▶ Stated problem:
Every line that contains the word "Маркетинг" should be copied.
▬▬▬▬▬▬
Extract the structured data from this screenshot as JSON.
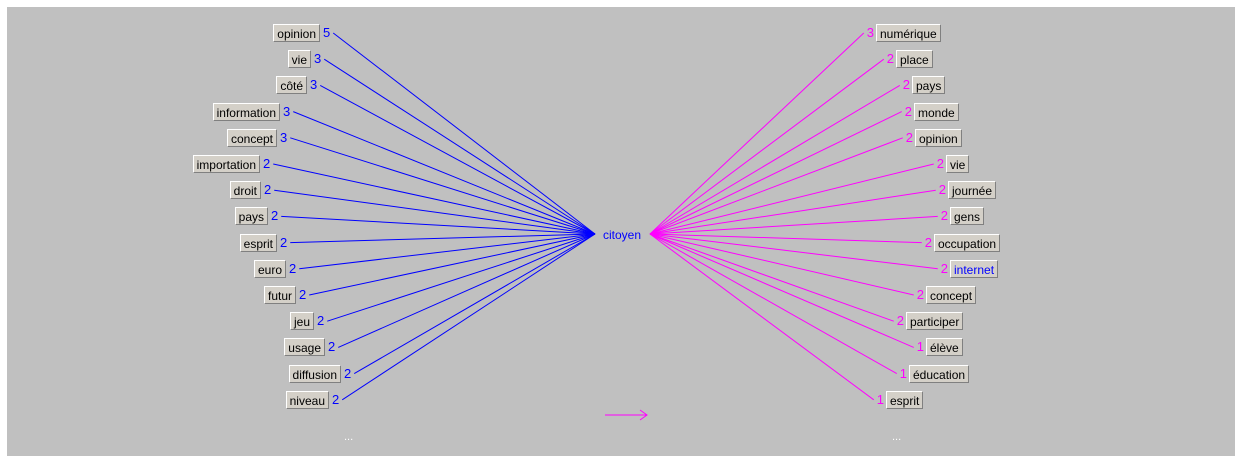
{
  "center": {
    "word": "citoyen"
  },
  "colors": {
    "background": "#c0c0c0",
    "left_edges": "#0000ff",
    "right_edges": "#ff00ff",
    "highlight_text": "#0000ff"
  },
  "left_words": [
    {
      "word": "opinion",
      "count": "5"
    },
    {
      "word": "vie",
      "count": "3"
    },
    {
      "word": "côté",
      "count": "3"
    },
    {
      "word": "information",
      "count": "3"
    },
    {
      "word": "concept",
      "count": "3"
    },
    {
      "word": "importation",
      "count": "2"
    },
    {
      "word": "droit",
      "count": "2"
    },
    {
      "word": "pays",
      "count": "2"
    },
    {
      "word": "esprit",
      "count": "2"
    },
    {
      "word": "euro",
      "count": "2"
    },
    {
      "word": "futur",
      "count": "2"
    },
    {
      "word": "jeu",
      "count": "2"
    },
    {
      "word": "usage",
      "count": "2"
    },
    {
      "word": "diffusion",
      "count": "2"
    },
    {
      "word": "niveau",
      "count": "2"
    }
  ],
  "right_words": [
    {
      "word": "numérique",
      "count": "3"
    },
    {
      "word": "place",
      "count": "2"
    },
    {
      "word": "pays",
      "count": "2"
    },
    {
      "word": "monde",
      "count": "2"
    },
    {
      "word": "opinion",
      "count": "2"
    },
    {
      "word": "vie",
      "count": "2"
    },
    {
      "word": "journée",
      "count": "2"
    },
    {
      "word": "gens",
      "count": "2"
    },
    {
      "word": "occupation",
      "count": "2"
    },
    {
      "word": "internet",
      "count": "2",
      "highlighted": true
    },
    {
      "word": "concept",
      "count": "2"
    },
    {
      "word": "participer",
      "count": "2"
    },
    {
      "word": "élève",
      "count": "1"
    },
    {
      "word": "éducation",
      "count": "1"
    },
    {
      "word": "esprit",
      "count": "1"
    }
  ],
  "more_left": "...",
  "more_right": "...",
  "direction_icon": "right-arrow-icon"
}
▬▬▬▬▬▬
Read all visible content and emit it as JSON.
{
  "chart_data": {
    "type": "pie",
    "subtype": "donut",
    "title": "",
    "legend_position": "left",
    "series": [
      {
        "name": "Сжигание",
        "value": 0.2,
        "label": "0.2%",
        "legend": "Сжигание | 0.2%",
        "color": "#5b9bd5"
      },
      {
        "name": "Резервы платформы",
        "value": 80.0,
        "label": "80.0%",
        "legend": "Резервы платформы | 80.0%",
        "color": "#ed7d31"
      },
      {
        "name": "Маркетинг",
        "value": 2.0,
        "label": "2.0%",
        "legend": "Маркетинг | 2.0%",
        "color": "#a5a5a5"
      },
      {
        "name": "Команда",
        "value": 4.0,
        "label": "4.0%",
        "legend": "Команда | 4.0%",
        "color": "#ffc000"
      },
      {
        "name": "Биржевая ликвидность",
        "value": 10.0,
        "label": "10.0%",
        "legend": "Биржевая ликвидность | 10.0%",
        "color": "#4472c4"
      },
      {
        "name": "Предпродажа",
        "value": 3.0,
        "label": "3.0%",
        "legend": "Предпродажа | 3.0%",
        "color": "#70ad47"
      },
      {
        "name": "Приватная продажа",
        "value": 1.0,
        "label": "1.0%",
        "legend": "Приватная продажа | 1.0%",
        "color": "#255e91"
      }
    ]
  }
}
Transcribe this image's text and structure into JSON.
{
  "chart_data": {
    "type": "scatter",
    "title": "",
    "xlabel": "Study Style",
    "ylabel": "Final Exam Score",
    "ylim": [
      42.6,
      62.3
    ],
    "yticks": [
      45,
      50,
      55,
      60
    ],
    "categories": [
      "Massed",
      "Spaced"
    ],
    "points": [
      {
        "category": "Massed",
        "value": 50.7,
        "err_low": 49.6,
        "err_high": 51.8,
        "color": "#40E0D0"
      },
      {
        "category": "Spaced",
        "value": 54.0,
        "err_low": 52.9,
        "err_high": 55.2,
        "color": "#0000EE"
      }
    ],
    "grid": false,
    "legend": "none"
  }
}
▬▬▬▬▬▬
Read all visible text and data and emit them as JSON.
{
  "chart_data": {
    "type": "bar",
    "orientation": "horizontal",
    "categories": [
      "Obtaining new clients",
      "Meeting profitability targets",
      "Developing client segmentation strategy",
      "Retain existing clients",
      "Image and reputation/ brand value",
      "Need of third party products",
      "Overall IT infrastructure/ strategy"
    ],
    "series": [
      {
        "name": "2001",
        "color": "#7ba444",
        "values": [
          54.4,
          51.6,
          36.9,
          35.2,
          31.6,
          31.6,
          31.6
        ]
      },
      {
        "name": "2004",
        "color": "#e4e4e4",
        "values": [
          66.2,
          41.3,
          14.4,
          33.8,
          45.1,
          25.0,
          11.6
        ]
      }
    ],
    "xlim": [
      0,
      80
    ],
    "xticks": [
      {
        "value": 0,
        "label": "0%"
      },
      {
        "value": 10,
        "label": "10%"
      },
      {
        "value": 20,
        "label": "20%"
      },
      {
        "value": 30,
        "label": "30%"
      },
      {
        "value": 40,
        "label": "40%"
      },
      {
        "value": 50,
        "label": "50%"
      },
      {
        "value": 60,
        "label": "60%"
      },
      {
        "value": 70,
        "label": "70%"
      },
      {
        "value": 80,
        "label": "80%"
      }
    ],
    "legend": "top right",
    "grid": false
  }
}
▬▬▬▬▬▬
▶ Solution:
        "name": "Маркетинг",
        "legend": "Маркетинг | 2.0%",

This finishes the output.